▶ **Task material**
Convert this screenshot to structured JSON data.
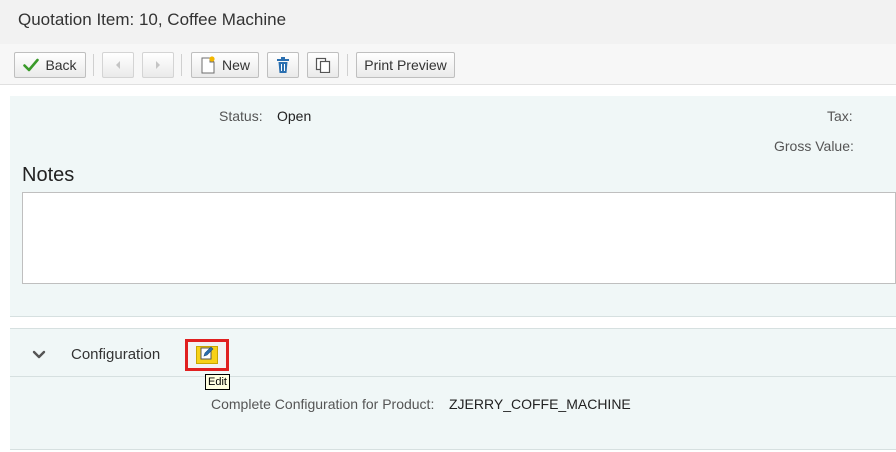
{
  "header": {
    "title": "Quotation Item: 10, Coffee Machine"
  },
  "toolbar": {
    "back_label": "Back",
    "new_label": "New",
    "print_preview_label": "Print Preview"
  },
  "details": {
    "status_label": "Status:",
    "status_value": "Open",
    "tax_label": "Tax:",
    "gross_value_label": "Gross Value:"
  },
  "notes": {
    "title": "Notes",
    "value": ""
  },
  "configuration": {
    "title": "Configuration",
    "edit_tooltip": "Edit",
    "product_label": "Complete Configuration for Product:",
    "product_value": "ZJERRY_COFFE_MACHINE"
  },
  "colors": {
    "accent_check": "#3a9a2a",
    "highlight_border": "#e02020",
    "edit_button": "#f7d117",
    "delete_icon": "#2a6fb0"
  },
  "icons": {
    "back": "checkmark-icon",
    "prev": "arrow-left-icon",
    "next": "arrow-right-icon",
    "new": "new-document-icon",
    "delete": "trash-icon",
    "copy": "copy-icon",
    "collapse": "chevron-down-icon",
    "edit": "edit-pencil-icon"
  }
}
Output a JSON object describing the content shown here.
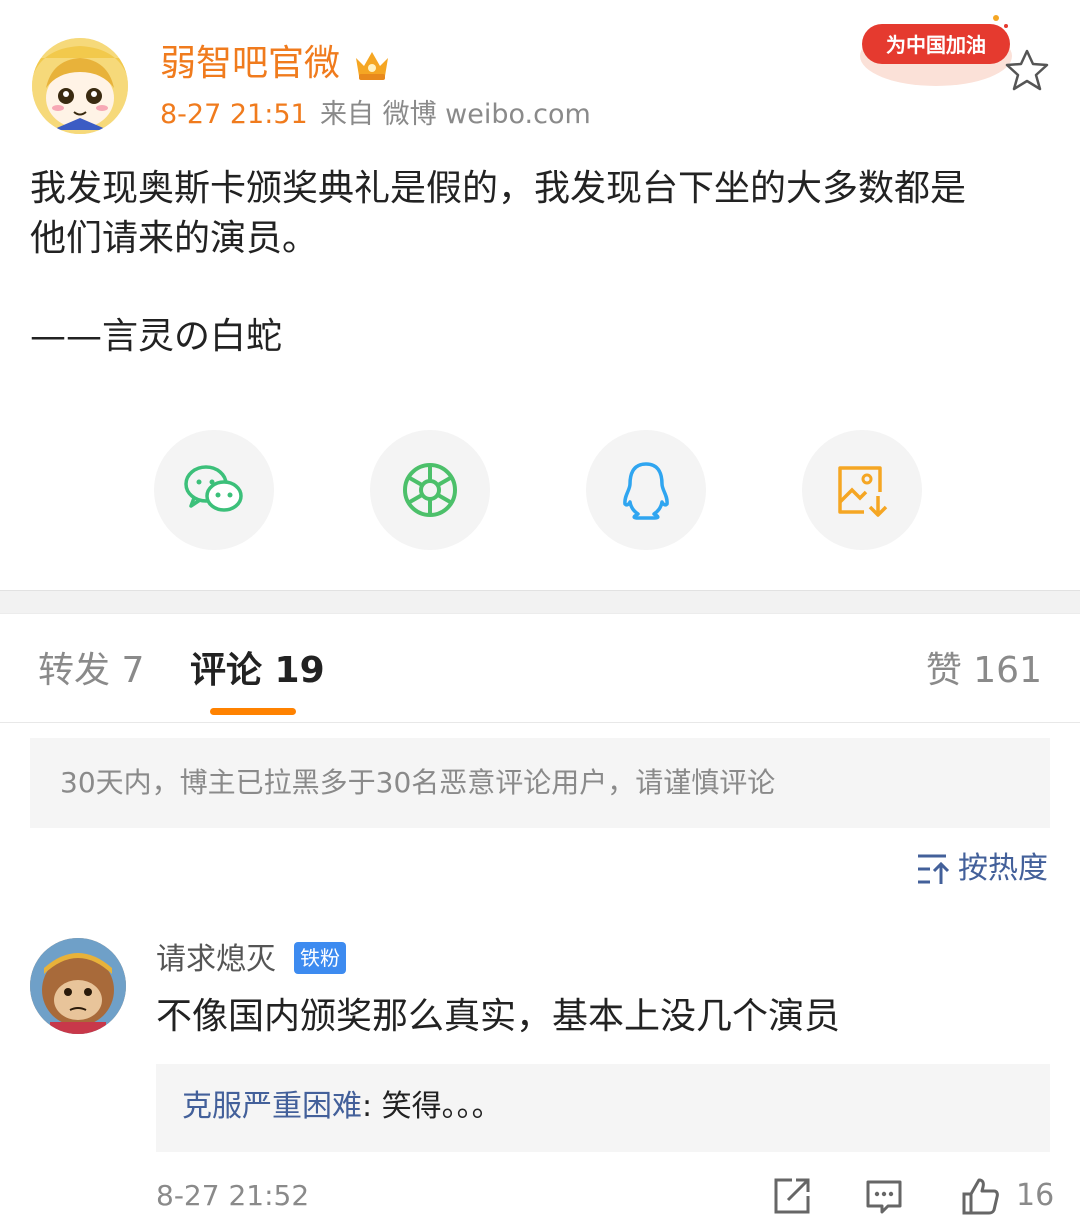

▶ **What the exercise asks**
Quote every line of the records above exactly; no picture is to be copied.

▶ **Result of this exercise**
Convert this screenshot to structured JSON data.
{
  "header": {
    "title": "Quotation Item: 10, Coffee Machine"
  },
  "toolbar": {
    "back_label": "Back",
    "new_label": "New",
    "print_preview_label": "Print Preview"
  },
  "details": {
    "status_label": "Status:",
    "status_value": "Open",
    "tax_label": "Tax:",
    "gross_value_label": "Gross Value:"
  },
  "notes": {
    "title": "Notes",
    "value": ""
  },
  "configuration": {
    "title": "Configuration",
    "edit_tooltip": "Edit",
    "product_label": "Complete Configuration for Product:",
    "product_value": "ZJERRY_COFFE_MACHINE"
  },
  "colors": {
    "accent_check": "#3a9a2a",
    "highlight_border": "#e02020",
    "edit_button": "#f7d117",
    "delete_icon": "#2a6fb0"
  },
  "icons": {
    "back": "checkmark-icon",
    "prev": "arrow-left-icon",
    "next": "arrow-right-icon",
    "new": "new-document-icon",
    "delete": "trash-icon",
    "copy": "copy-icon",
    "collapse": "chevron-down-icon",
    "edit": "edit-pencil-icon"
  }
}
Output a JSON object describing the content shown here.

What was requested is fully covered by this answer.